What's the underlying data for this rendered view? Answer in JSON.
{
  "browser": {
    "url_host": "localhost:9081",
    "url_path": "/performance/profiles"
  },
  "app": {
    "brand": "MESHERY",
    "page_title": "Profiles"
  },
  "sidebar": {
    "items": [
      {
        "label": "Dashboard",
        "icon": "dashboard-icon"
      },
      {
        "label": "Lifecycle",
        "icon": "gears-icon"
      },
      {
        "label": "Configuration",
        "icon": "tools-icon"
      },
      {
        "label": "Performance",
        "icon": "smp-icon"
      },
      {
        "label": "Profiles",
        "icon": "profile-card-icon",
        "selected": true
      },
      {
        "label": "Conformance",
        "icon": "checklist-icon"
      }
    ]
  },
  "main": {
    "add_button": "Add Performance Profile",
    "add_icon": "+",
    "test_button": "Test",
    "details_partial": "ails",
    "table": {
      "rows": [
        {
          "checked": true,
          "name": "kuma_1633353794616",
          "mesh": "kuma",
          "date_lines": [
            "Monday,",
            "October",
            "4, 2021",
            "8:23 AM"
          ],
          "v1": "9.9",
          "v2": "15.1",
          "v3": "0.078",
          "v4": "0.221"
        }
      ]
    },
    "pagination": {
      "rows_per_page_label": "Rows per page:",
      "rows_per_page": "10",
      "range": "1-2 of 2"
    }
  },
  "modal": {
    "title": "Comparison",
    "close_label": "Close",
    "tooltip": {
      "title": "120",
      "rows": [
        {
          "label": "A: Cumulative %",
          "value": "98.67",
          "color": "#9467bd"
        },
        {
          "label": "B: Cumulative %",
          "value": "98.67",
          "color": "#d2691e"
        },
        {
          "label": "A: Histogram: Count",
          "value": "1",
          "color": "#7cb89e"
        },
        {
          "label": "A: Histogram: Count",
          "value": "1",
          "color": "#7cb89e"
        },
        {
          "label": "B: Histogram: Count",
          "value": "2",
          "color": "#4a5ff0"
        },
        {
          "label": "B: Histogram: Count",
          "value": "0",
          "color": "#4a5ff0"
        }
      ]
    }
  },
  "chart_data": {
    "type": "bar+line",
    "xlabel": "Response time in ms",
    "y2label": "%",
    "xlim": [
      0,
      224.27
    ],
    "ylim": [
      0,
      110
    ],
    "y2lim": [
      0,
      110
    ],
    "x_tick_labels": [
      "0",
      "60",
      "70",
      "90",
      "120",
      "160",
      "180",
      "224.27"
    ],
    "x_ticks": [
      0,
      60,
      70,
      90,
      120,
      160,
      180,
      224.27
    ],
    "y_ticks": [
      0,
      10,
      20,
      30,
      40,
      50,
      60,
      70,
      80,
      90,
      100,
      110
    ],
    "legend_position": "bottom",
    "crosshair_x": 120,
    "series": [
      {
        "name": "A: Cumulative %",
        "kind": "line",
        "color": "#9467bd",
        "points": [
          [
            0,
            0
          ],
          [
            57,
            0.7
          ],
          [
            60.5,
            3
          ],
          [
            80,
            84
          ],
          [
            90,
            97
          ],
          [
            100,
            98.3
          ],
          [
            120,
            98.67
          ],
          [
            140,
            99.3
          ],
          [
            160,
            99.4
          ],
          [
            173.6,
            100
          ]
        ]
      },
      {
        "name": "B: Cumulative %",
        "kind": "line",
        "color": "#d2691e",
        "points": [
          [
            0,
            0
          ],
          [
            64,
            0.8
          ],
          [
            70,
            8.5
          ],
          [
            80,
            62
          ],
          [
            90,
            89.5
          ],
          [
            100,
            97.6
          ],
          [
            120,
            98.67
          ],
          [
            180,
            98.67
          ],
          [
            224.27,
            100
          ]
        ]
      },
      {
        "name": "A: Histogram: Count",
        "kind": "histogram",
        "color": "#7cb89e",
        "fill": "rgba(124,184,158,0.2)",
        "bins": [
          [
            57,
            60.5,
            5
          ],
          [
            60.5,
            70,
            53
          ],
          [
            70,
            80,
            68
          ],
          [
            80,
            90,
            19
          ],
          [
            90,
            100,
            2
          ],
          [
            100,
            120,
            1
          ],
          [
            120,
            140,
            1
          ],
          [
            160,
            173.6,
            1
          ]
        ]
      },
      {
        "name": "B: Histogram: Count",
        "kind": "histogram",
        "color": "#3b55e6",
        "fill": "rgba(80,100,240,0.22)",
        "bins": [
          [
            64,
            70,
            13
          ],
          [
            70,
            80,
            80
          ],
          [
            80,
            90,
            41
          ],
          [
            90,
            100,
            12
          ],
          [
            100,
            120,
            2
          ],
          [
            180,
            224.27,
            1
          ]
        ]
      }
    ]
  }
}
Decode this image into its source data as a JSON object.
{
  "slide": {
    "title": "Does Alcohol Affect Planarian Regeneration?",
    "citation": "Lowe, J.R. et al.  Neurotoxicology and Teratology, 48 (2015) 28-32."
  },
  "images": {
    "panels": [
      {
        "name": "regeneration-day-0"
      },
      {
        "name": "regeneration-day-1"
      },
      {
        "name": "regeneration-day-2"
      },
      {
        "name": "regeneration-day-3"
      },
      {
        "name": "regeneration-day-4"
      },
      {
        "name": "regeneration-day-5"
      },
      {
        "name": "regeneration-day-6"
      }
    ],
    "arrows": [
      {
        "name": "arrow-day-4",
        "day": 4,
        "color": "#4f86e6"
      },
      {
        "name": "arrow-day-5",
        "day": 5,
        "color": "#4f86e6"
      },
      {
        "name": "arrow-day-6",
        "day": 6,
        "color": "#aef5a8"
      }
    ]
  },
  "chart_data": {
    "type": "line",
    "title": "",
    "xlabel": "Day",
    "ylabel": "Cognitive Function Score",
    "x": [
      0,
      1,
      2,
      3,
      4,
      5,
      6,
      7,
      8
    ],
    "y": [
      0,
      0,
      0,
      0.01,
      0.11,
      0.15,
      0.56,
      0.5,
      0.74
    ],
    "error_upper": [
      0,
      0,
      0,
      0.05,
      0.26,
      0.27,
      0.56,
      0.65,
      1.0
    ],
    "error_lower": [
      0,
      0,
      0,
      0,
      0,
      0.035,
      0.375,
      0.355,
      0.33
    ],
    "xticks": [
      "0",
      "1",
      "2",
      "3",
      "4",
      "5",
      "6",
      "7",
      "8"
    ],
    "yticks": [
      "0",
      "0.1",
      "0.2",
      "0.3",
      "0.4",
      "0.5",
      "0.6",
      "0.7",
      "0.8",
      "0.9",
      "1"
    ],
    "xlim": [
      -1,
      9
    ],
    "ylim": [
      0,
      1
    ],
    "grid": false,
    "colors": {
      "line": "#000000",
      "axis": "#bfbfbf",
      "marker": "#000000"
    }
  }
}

■ ■ ■

• _Challenge_
Above are some records; extract every one of them exactly.

• _Final result_
What's the underlying data for this rendered view? Answer in JSON.
{
  "browser": {
    "url_host": "localhost:9081",
    "url_path": "/performance/profiles"
  },
  "app": {
    "brand": "MESHERY",
    "page_title": "Profiles"
  },
  "sidebar": {
    "items": [
      {
        "label": "Dashboard",
        "icon": "dashboard-icon"
      },
      {
        "label": "Lifecycle",
        "icon": "gears-icon"
      },
      {
        "label": "Configuration",
        "icon": "tools-icon"
      },
      {
        "label": "Performance",
        "icon": "smp-icon"
      },
      {
        "label": "Profiles",
        "icon": "profile-card-icon",
        "selected": true
      },
      {
        "label": "Conformance",
        "icon": "checklist-icon"
      }
    ]
  },
  "main": {
    "add_button": "Add Performance Profile",
    "add_icon": "+",
    "test_button": "Test",
    "details_partial": "ails",
    "table": {
      "rows": [
        {
          "checked": true,
          "name": "kuma_1633353794616",
          "mesh": "kuma",
          "date_lines": [
            "Monday,",
            "October",
            "4, 2021",
            "8:23 AM"
          ],
          "v1": "9.9",
          "v2": "15.1",
          "v3": "0.078",
          "v4": "0.221"
        }
      ]
    },
    "pagination": {
      "rows_per_page_label": "Rows per page:",
      "rows_per_page": "10",
      "range": "1-2 of 2"
    }
  },
  "modal": {
    "title": "Comparison",
    "close_label": "Close",
    "tooltip": {
      "title": "120",
      "rows": [
        {
          "label": "A: Cumulative %",
          "value": "98.67",
          "color": "#9467bd"
        },
        {
          "label": "B: Cumulative %",
          "value": "98.67",
          "color": "#d2691e"
        },
        {
          "label": "A: Histogram: Count",
          "value": "1",
          "color": "#7cb89e"
        },
        {
          "label": "A: Histogram: Count",
          "value": "1",
          "color": "#7cb89e"
        },
        {
          "label": "B: Histogram: Count",
          "value": "2",
          "color": "#4a5ff0"
        },
        {
          "label": "B: Histogram: Count",
          "value": "0",
          "color": "#4a5ff0"
        }
      ]
    }
  },
  "chart_data": {
    "type": "bar+line",
    "xlabel": "Response time in ms",
    "y2label": "%",
    "xlim": [
      0,
      224.27
    ],
    "ylim": [
      0,
      110
    ],
    "y2lim": [
      0,
      110
    ],
    "x_tick_labels": [
      "0",
      "60",
      "70",
      "90",
      "120",
      "160",
      "180",
      "224.27"
    ],
    "x_ticks": [
      0,
      60,
      70,
      90,
      120,
      160,
      180,
      224.27
    ],
    "y_ticks": [
      0,
      10,
      20,
      30,
      40,
      50,
      60,
      70,
      80,
      90,
      100,
      110
    ],
    "legend_position": "bottom",
    "crosshair_x": 120,
    "series": [
      {
        "name": "A: Cumulative %",
        "kind": "line",
        "color": "#9467bd",
        "points": [
          [
            0,
            0
          ],
          [
            57,
            0.7
          ],
          [
            60.5,
            3
          ],
          [
            80,
            84
          ],
          [
            90,
            97
          ],
          [
            100,
            98.3
          ],
          [
            120,
            98.67
          ],
          [
            140,
            99.3
          ],
          [
            160,
            99.4
          ],
          [
            173.6,
            100
          ]
        ]
      },
      {
        "name": "B: Cumulative %",
        "kind": "line",
        "color": "#d2691e",
        "points": [
          [
            0,
            0
          ],
          [
            64,
            0.8
          ],
          [
            70,
            8.5
          ],
          [
            80,
            62
          ],
          [
            90,
            89.5
          ],
          [
            100,
            97.6
          ],
          [
            120,
            98.67
          ],
          [
            180,
            98.67
          ],
          [
            224.27,
            100
          ]
        ]
      },
      {
        "name": "A: Histogram: Count",
        "kind": "histogram",
        "color": "#7cb89e",
        "fill": "rgba(124,184,158,0.2)",
        "bins": [
          [
            57,
            60.5,
            5
          ],
          [
            60.5,
            70,
            53
          ],
          [
            70,
            80,
            68
          ],
          [
            80,
            90,
            19
          ],
          [
            90,
            100,
            2
          ],
          [
            100,
            120,
            1
          ],
          [
            120,
            140,
            1
          ],
          [
            160,
            173.6,
            1
          ]
        ]
      },
      {
        "name": "B: Histogram: Count",
        "kind": "histogram",
        "color": "#3b55e6",
        "fill": "rgba(80,100,240,0.22)",
        "bins": [
          [
            64,
            70,
            13
          ],
          [
            70,
            80,
            80
          ],
          [
            80,
            90,
            41
          ],
          [
            90,
            100,
            12
          ],
          [
            100,
            120,
            2
          ],
          [
            180,
            224.27,
            1
          ]
        ]
      }
    ]
  }
}
Decode this image into its source data as a JSON object.
{
  "slide": {
    "title": "Does Alcohol Affect Planarian Regeneration?",
    "citation": "Lowe, J.R. et al.  Neurotoxicology and Teratology, 48 (2015) 28-32."
  },
  "images": {
    "panels": [
      {
        "name": "regeneration-day-0"
      },
      {
        "name": "regeneration-day-1"
      },
      {
        "name": "regeneration-day-2"
      },
      {
        "name": "regeneration-day-3"
      },
      {
        "name": "regeneration-day-4"
      },
      {
        "name": "regeneration-day-5"
      },
      {
        "name": "regeneration-day-6"
      }
    ],
    "arrows": [
      {
        "name": "arrow-day-4",
        "day": 4,
        "color": "#4f86e6"
      },
      {
        "name": "arrow-day-5",
        "day": 5,
        "color": "#4f86e6"
      },
      {
        "name": "arrow-day-6",
        "day": 6,
        "color": "#aef5a8"
      }
    ]
  },
  "chart_data": {
    "type": "line",
    "title": "",
    "xlabel": "Day",
    "ylabel": "Cognitive Function Score",
    "x": [
      0,
      1,
      2,
      3,
      4,
      5,
      6,
      7,
      8
    ],
    "y": [
      0,
      0,
      0,
      0.01,
      0.11,
      0.15,
      0.56,
      0.5,
      0.74
    ],
    "error_upper": [
      0,
      0,
      0,
      0.05,
      0.26,
      0.27,
      0.56,
      0.65,
      1.0
    ],
    "error_lower": [
      0,
      0,
      0,
      0,
      0,
      0.035,
      0.375,
      0.355,
      0.33
    ],
    "xticks": [
      "0",
      "1",
      "2",
      "3",
      "4",
      "5",
      "6",
      "7",
      "8"
    ],
    "yticks": [
      "0",
      "0.1",
      "0.2",
      "0.3",
      "0.4",
      "0.5",
      "0.6",
      "0.7",
      "0.8",
      "0.9",
      "1"
    ],
    "xlim": [
      -1,
      9
    ],
    "ylim": [
      0,
      1
    ],
    "grid": false,
    "colors": {
      "line": "#000000",
      "axis": "#bfbfbf",
      "marker": "#000000"
    }
  }
}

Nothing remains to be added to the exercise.